begin

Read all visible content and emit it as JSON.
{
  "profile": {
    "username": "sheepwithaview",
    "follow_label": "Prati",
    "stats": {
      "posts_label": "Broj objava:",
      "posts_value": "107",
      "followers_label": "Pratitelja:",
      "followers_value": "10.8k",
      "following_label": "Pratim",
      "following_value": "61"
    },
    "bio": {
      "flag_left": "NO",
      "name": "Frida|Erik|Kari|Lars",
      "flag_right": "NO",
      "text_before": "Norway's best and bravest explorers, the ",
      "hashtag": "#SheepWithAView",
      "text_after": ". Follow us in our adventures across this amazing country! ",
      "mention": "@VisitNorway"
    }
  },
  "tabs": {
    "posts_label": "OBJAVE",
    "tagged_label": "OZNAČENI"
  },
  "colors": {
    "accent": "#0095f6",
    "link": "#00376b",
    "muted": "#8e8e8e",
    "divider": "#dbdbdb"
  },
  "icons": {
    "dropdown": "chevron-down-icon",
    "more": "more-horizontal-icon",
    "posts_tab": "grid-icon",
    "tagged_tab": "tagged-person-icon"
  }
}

end
begin

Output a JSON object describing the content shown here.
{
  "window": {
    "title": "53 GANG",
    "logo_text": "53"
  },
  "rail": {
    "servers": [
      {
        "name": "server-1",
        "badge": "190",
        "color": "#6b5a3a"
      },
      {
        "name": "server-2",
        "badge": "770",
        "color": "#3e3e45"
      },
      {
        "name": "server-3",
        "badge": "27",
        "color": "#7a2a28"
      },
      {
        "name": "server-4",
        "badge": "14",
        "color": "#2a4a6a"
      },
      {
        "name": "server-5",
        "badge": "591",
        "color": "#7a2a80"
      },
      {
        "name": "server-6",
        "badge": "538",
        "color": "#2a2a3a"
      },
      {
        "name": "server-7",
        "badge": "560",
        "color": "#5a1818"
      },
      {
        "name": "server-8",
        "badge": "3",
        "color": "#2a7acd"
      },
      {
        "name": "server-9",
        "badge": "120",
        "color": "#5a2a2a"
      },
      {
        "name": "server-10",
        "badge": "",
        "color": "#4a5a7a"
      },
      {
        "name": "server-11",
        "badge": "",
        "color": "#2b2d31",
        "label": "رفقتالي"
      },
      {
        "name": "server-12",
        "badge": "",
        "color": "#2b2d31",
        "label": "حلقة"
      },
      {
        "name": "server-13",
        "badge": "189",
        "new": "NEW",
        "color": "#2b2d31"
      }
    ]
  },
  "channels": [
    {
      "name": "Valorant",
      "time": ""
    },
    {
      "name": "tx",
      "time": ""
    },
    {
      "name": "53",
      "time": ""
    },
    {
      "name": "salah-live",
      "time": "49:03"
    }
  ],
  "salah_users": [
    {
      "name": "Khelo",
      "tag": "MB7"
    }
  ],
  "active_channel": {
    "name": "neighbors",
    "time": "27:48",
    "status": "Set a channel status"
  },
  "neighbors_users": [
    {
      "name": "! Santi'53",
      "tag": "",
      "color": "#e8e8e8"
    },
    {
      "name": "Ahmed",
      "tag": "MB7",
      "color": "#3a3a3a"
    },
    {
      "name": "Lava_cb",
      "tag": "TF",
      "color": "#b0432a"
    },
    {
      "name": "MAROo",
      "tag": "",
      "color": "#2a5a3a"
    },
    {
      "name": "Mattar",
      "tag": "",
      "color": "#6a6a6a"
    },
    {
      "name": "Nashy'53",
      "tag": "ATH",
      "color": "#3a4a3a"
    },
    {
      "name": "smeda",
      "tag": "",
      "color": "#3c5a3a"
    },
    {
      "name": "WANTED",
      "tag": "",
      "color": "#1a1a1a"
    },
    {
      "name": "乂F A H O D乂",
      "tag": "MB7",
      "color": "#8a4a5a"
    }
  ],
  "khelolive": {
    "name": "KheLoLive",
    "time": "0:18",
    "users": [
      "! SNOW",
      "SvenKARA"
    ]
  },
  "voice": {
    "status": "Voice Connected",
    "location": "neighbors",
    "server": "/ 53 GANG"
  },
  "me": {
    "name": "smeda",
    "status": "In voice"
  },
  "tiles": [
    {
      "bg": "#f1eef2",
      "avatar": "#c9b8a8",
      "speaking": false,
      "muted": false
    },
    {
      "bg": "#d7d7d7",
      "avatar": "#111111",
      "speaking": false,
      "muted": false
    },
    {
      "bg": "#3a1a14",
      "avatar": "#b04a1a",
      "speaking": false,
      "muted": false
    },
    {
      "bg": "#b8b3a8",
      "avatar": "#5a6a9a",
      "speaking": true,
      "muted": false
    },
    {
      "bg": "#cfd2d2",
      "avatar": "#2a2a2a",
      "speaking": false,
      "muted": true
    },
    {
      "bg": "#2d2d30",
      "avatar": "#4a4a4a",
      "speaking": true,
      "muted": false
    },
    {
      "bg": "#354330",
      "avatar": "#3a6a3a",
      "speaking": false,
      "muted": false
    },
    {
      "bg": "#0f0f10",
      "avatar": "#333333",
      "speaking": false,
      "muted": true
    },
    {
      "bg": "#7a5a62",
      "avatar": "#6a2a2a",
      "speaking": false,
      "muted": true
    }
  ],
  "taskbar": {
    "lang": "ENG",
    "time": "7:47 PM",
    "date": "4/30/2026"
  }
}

end

Search the data for "content" and list every line in which it occurs.

The completed task —
Read all visible content and emit it as JSON.
Output a JSON object describing the content shown here.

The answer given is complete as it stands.